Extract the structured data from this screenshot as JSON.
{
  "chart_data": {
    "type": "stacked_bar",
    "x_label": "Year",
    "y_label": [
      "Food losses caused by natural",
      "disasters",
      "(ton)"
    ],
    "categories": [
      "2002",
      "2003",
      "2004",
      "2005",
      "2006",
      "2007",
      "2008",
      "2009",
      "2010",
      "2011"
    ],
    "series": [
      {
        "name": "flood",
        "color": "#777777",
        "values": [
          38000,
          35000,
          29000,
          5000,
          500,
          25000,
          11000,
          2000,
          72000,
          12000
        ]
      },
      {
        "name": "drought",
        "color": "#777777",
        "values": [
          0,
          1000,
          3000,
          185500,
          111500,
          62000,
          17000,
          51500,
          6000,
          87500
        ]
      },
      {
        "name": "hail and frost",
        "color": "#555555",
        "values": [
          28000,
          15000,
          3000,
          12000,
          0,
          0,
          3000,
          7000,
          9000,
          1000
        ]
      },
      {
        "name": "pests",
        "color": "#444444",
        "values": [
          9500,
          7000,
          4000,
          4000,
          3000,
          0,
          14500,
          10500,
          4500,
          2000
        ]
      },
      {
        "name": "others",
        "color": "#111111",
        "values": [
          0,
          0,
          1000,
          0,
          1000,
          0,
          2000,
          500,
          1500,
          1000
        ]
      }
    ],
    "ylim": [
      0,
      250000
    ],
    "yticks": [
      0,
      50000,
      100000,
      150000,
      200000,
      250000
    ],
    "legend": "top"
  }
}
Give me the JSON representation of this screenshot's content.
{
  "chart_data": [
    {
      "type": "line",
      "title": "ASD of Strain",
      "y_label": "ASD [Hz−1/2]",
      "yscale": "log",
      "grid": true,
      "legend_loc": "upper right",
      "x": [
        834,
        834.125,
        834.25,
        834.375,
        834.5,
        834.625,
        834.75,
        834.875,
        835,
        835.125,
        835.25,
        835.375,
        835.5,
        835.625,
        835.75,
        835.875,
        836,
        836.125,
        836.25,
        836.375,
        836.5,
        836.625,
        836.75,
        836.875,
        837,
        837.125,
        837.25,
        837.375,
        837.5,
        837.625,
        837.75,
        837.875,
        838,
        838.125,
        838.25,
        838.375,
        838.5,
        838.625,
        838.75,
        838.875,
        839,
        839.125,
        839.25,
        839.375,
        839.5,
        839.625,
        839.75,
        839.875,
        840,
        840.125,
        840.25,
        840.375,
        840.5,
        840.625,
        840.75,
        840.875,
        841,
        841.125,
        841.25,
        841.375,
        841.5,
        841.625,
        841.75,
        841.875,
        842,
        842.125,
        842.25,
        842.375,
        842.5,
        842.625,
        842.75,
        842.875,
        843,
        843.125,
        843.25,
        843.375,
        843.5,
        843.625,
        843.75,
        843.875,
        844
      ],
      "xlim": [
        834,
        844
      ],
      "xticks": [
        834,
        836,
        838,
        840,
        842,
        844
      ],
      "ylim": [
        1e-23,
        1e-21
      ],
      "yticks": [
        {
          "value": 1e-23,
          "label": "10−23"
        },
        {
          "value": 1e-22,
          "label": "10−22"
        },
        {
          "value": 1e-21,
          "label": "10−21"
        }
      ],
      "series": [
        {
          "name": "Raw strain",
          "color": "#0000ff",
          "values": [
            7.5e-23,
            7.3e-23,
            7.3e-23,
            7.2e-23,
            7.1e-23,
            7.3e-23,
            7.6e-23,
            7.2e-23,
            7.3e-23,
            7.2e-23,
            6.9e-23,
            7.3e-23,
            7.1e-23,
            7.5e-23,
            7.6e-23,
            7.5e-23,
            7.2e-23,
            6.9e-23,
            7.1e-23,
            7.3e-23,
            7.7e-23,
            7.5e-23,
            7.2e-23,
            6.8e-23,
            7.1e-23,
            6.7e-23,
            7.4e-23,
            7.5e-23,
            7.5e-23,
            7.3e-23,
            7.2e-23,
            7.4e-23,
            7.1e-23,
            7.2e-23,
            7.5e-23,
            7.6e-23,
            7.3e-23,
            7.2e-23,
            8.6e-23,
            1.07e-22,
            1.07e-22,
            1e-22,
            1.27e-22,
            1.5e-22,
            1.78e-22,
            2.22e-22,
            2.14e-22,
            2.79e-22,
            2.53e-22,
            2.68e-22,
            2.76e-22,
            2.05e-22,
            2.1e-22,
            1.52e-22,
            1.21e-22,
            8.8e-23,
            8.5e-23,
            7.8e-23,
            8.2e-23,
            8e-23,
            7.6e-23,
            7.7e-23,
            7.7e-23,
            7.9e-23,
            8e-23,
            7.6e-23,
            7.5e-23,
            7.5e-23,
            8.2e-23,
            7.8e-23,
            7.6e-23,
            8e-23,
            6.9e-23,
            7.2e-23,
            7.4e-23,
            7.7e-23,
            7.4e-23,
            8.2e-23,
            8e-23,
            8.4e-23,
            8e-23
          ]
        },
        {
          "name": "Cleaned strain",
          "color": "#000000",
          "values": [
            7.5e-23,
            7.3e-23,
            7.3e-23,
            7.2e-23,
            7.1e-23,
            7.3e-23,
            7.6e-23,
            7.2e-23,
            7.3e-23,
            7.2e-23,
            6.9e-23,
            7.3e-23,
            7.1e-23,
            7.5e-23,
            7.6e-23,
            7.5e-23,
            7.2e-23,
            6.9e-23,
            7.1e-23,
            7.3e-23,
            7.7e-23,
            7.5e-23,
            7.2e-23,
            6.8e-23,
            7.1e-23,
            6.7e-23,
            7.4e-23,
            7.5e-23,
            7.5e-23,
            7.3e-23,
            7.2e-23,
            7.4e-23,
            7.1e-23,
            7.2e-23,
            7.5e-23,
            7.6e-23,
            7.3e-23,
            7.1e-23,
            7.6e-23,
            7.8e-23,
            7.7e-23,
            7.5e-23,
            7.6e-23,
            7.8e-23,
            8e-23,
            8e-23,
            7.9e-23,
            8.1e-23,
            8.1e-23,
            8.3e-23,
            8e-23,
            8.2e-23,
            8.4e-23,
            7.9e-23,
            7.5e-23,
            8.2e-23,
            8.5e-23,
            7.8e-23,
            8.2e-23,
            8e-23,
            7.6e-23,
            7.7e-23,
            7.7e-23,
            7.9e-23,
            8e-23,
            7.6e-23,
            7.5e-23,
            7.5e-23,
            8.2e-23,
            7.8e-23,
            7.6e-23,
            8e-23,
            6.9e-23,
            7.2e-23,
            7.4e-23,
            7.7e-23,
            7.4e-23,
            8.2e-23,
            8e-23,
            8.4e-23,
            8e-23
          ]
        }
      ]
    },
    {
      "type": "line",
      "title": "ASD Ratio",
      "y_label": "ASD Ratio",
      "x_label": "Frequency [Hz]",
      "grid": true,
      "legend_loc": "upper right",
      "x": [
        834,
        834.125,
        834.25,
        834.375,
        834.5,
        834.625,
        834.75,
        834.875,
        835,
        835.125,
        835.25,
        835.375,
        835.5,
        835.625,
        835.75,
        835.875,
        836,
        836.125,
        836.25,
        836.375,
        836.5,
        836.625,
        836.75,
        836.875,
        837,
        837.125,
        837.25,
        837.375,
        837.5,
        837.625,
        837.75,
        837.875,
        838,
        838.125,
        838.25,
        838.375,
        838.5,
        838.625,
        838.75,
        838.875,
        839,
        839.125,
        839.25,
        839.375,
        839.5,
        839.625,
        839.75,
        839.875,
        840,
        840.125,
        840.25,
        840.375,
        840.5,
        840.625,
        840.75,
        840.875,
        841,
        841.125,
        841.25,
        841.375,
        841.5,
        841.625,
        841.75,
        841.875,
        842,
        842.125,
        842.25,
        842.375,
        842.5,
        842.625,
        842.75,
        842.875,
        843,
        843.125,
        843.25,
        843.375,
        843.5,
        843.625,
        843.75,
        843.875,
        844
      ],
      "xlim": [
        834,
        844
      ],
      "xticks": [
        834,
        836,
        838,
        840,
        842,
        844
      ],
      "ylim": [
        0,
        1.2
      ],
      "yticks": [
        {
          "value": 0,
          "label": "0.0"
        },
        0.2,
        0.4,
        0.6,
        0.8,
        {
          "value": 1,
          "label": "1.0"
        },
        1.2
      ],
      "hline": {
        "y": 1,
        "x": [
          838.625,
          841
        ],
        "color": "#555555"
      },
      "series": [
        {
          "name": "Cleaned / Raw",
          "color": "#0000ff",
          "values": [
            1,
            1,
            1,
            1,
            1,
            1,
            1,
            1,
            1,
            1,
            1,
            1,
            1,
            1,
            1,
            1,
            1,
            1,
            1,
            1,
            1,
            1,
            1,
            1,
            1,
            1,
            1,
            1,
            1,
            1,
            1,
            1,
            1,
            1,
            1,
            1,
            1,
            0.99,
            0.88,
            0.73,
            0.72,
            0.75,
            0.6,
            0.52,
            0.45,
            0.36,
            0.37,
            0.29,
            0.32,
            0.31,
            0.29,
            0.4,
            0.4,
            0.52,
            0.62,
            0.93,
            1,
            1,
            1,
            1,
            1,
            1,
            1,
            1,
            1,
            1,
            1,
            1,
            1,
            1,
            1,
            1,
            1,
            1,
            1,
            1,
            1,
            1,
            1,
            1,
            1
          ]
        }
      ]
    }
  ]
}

Task> What is the number of lines holding the word "JSON"? State it alone.

Response> 2